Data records
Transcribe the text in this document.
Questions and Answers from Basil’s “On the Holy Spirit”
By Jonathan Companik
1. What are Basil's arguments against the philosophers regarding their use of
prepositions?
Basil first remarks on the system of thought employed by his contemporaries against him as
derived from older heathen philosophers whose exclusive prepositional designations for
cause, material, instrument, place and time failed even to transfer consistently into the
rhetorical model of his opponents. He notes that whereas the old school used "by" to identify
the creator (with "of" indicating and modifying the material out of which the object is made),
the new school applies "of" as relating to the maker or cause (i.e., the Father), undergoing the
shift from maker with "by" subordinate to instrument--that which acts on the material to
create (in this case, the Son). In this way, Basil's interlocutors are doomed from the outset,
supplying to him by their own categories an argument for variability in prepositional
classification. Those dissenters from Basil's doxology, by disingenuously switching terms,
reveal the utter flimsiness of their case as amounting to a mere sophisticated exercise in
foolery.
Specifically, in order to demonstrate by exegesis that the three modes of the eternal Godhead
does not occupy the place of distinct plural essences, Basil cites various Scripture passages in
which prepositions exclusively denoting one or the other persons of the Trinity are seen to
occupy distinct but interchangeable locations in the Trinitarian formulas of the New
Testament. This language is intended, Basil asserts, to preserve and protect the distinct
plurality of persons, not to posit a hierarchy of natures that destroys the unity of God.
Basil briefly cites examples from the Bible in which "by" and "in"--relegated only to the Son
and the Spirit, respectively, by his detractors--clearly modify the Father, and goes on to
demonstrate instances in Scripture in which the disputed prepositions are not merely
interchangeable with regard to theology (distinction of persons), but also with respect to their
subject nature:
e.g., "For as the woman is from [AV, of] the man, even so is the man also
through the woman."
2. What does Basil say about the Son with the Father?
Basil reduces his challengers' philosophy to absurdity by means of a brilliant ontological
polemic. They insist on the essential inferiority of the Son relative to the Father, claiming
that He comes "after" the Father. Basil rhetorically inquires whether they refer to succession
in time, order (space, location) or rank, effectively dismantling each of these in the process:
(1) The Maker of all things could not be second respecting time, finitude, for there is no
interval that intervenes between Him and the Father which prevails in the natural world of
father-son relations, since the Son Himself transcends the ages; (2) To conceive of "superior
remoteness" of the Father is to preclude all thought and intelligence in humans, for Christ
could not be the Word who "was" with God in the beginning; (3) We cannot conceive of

— What the task asks —
Extract the complete listing above, reproducing each line exactly.

— Expected output —
Transcribe the text in this document.
Questions and Answers from Basil’s “On the Holy Spirit”
By Jonathan Companik
1. What are Basil's arguments against the philosophers regarding their use of
prepositions?
Basil first remarks on the system of thought employed by his contemporaries against him as
derived from older heathen philosophers whose exclusive prepositional designations for
cause, material, instrument, place and time failed even to transfer consistently into the
rhetorical model of his opponents. He notes that whereas the old school used "by" to identify
the creator (with "of" indicating and modifying the material out of which the object is made),
the new school applies "of" as relating to the maker or cause (i.e., the Father), undergoing the
shift from maker with "by" subordinate to instrument--that which acts on the material to
create (in this case, the Son). In this way, Basil's interlocutors are doomed from the outset,
supplying to him by their own categories an argument for variability in prepositional
classification. Those dissenters from Basil's doxology, by disingenuously switching terms,
reveal the utter flimsiness of their case as amounting to a mere sophisticated exercise in
foolery.
Specifically, in order to demonstrate by exegesis that the three modes of the eternal Godhead
does not occupy the place of distinct plural essences, Basil cites various Scripture passages in
which prepositions exclusively denoting one or the other persons of the Trinity are seen to
occupy distinct but interchangeable locations in the Trinitarian formulas of the New
Testament. This language is intended, Basil asserts, to preserve and protect the distinct
plurality of persons, not to posit a hierarchy of natures that destroys the unity of God.
Basil briefly cites examples from the Bible in which "by" and "in"--relegated only to the Son
and the Spirit, respectively, by his detractors--clearly modify the Father, and goes on to
demonstrate instances in Scripture in which the disputed prepositions are not merely
interchangeable with regard to theology (distinction of persons), but also with respect to their
subject nature:
e.g., "For as the woman is from [AV, of] the man, even so is the man also
through the woman."
2. What does Basil say about the Son with the Father?
Basil reduces his challengers' philosophy to absurdity by means of a brilliant ontological
polemic. They insist on the essential inferiority of the Son relative to the Father, claiming
that He comes "after" the Father. Basil rhetorically inquires whether they refer to succession
in time, order (space, location) or rank, effectively dismantling each of these in the process:
(1) The Maker of all things could not be second respecting time, finitude, for there is no
interval that intervenes between Him and the Father which prevails in the natural world of
father-son relations, since the Son Himself transcends the ages; (2) To conceive of "superior
remoteness" of the Father is to preclude all thought and intelligence in humans, for Christ
could not be the Word who "was" with God in the beginning; (3) We cannot conceive of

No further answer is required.